— start Dataset content —

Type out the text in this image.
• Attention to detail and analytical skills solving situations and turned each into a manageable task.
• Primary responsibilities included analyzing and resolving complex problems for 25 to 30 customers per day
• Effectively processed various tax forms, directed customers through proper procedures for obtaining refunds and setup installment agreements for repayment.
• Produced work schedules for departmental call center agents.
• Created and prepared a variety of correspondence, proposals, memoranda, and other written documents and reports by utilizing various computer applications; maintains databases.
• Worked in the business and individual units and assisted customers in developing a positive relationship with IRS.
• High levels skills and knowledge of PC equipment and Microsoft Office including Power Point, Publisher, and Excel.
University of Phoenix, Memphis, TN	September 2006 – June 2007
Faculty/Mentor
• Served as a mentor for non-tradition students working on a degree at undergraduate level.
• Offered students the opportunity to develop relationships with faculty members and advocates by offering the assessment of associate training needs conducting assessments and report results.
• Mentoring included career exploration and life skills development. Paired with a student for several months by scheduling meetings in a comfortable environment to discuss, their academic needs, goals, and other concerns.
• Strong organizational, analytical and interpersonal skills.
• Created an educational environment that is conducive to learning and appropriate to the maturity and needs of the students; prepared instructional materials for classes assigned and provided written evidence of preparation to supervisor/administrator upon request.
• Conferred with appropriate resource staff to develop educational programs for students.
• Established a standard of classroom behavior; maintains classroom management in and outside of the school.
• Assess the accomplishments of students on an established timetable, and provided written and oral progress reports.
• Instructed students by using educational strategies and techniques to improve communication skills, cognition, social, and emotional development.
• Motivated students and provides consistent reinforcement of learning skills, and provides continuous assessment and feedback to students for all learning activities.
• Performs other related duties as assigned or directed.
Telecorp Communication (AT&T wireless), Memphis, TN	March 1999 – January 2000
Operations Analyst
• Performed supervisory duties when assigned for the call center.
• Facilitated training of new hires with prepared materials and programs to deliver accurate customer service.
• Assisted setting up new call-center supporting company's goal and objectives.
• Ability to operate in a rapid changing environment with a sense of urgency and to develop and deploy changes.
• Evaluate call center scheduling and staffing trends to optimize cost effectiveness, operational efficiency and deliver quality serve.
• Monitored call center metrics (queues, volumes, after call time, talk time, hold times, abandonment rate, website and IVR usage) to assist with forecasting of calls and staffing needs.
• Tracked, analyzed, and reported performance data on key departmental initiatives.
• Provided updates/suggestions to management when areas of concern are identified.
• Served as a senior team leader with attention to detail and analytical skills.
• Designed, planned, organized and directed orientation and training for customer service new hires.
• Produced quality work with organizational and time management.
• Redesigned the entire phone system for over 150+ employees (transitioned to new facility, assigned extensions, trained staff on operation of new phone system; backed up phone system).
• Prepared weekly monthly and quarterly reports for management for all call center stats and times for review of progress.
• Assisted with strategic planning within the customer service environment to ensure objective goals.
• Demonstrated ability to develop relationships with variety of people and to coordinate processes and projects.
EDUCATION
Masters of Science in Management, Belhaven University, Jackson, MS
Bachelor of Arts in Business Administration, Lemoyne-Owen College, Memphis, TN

— end Dataset content —

- **Task requirements**:
Write out each line of the data that holds the string "scheduling".

- **Complete output**:
• Mentoring included career exploration and life skills development. Paired with a student for several months by scheduling meetings in a comfortable environment to discuss, their academic needs, goals, and other concerns.
• Evaluate call center scheduling and staffing trends to optimize cost effectiveness, operational efficiency and deliver quality serve.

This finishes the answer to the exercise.